Collection entries —
>>>>
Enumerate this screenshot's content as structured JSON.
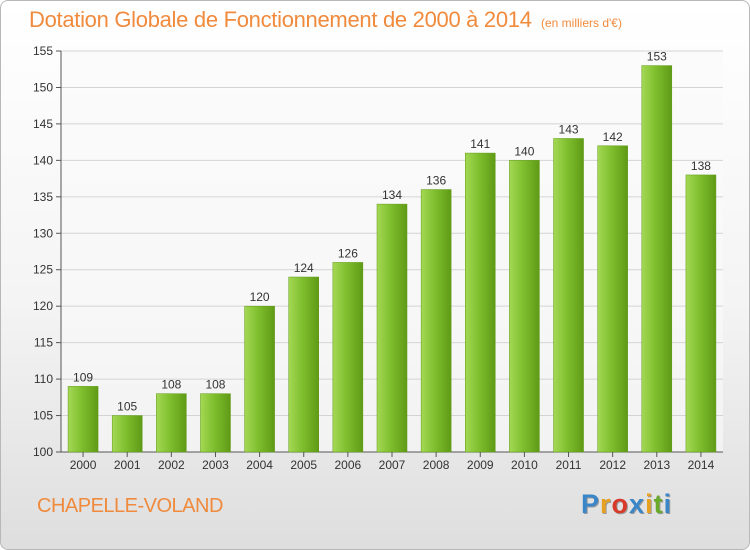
{
  "header": {
    "title": "Dotation Globale de Fonctionnement de 2000 à 2014",
    "subtitle": "(en milliers d'€)"
  },
  "footer": {
    "commune": "CHAPELLE-VOLAND",
    "logo_letters": [
      "P",
      "r",
      "o",
      "x",
      "i",
      "t",
      "i"
    ],
    "logo_colors": [
      "#3a86c8",
      "#e8a020",
      "#d83a2a",
      "#3a86c8",
      "#e8a020",
      "#6aaa2a",
      "#3a86c8"
    ]
  },
  "chart_data": {
    "type": "bar",
    "categories": [
      "2000",
      "2001",
      "2002",
      "2003",
      "2004",
      "2005",
      "2006",
      "2007",
      "2008",
      "2009",
      "2010",
      "2011",
      "2012",
      "2013",
      "2014"
    ],
    "values": [
      109,
      105,
      108,
      108,
      120,
      124,
      126,
      134,
      136,
      141,
      140,
      143,
      142,
      153,
      138
    ],
    "title": "Dotation Globale de Fonctionnement de 2000 à 2014",
    "xlabel": "",
    "ylabel": "",
    "ylim": [
      100,
      155
    ],
    "yticks": [
      100,
      105,
      110,
      115,
      120,
      125,
      130,
      135,
      140,
      145,
      150,
      155
    ],
    "grid": true,
    "bar_color": "#7fbf2e",
    "bar_color_dark": "#5f9a16",
    "bar_color_light": "#a4d855",
    "grid_color": "#d4d4d4",
    "text_color": "#333333"
  }
}
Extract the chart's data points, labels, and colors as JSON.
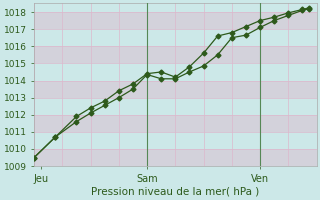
{
  "title": "Pression niveau de la mer( hPa )",
  "ylim": [
    1009,
    1018.5
  ],
  "yticks": [
    1009,
    1010,
    1011,
    1012,
    1013,
    1014,
    1015,
    1016,
    1017,
    1018
  ],
  "xlim": [
    0,
    20
  ],
  "xtick_positions": [
    0.5,
    8,
    16
  ],
  "xtick_labels": [
    "Jeu",
    "Sam",
    "Ven"
  ],
  "bg_color": "#cce8e8",
  "grid_h_color": "#ddb8cc",
  "line_color": "#2d5a1b",
  "line1_x": [
    0,
    1.5,
    3,
    4,
    5,
    6,
    7,
    8,
    9,
    10,
    11,
    12,
    13,
    14,
    15,
    16,
    17,
    18,
    19,
    19.5
  ],
  "line1_y": [
    1009.5,
    1010.7,
    1011.6,
    1012.1,
    1012.55,
    1013.0,
    1013.5,
    1014.35,
    1014.1,
    1014.1,
    1014.5,
    1014.85,
    1015.5,
    1016.5,
    1016.65,
    1017.1,
    1017.5,
    1017.8,
    1018.1,
    1018.2
  ],
  "line2_x": [
    0,
    1.5,
    3,
    4,
    5,
    6,
    7,
    8,
    9,
    10,
    11,
    12,
    13,
    14,
    15,
    16,
    17,
    18,
    19,
    19.5
  ],
  "line2_y": [
    1009.5,
    1010.7,
    1011.9,
    1012.4,
    1012.8,
    1013.4,
    1013.8,
    1014.4,
    1014.5,
    1014.2,
    1014.8,
    1015.6,
    1016.6,
    1016.8,
    1017.15,
    1017.5,
    1017.7,
    1017.95,
    1018.15,
    1018.25
  ],
  "marker_size": 2.5,
  "linewidth": 0.9,
  "vline_positions": [
    8,
    16
  ],
  "vline_color": "#558855"
}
<<<<
Your task — What comes back should match the records exactly, minus any pictures.

Answer for the task —
Enumerate this screenshot's content as structured JSON.
{
  "header": {
    "title": "Dotation Globale de Fonctionnement de 2000 à 2014",
    "subtitle": "(en milliers d'€)"
  },
  "footer": {
    "commune": "CHAPELLE-VOLAND",
    "logo_letters": [
      "P",
      "r",
      "o",
      "x",
      "i",
      "t",
      "i"
    ],
    "logo_colors": [
      "#3a86c8",
      "#e8a020",
      "#d83a2a",
      "#3a86c8",
      "#e8a020",
      "#6aaa2a",
      "#3a86c8"
    ]
  },
  "chart_data": {
    "type": "bar",
    "categories": [
      "2000",
      "2001",
      "2002",
      "2003",
      "2004",
      "2005",
      "2006",
      "2007",
      "2008",
      "2009",
      "2010",
      "2011",
      "2012",
      "2013",
      "2014"
    ],
    "values": [
      109,
      105,
      108,
      108,
      120,
      124,
      126,
      134,
      136,
      141,
      140,
      143,
      142,
      153,
      138
    ],
    "title": "Dotation Globale de Fonctionnement de 2000 à 2014",
    "xlabel": "",
    "ylabel": "",
    "ylim": [
      100,
      155
    ],
    "yticks": [
      100,
      105,
      110,
      115,
      120,
      125,
      130,
      135,
      140,
      145,
      150,
      155
    ],
    "grid": true,
    "bar_color": "#7fbf2e",
    "bar_color_dark": "#5f9a16",
    "bar_color_light": "#a4d855",
    "grid_color": "#d4d4d4",
    "text_color": "#333333"
  }
}
Extract the chart's data points, labels, and colors as JSON.
{
  "title": "Pression niveau de la mer( hPa )",
  "ylim": [
    1009,
    1018.5
  ],
  "yticks": [
    1009,
    1010,
    1011,
    1012,
    1013,
    1014,
    1015,
    1016,
    1017,
    1018
  ],
  "xlim": [
    0,
    20
  ],
  "xtick_positions": [
    0.5,
    8,
    16
  ],
  "xtick_labels": [
    "Jeu",
    "Sam",
    "Ven"
  ],
  "bg_color": "#cce8e8",
  "grid_h_color": "#ddb8cc",
  "line_color": "#2d5a1b",
  "line1_x": [
    0,
    1.5,
    3,
    4,
    5,
    6,
    7,
    8,
    9,
    10,
    11,
    12,
    13,
    14,
    15,
    16,
    17,
    18,
    19,
    19.5
  ],
  "line1_y": [
    1009.5,
    1010.7,
    1011.6,
    1012.1,
    1012.55,
    1013.0,
    1013.5,
    1014.35,
    1014.1,
    1014.1,
    1014.5,
    1014.85,
    1015.5,
    1016.5,
    1016.65,
    1017.1,
    1017.5,
    1017.8,
    1018.1,
    1018.2
  ],
  "line2_x": [
    0,
    1.5,
    3,
    4,
    5,
    6,
    7,
    8,
    9,
    10,
    11,
    12,
    13,
    14,
    15,
    16,
    17,
    18,
    19,
    19.5
  ],
  "line2_y": [
    1009.5,
    1010.7,
    1011.9,
    1012.4,
    1012.8,
    1013.4,
    1013.8,
    1014.4,
    1014.5,
    1014.2,
    1014.8,
    1015.6,
    1016.6,
    1016.8,
    1017.15,
    1017.5,
    1017.7,
    1017.95,
    1018.15,
    1018.25
  ],
  "marker_size": 2.5,
  "linewidth": 0.9,
  "vline_positions": [
    8,
    16
  ],
  "vline_color": "#558855"
}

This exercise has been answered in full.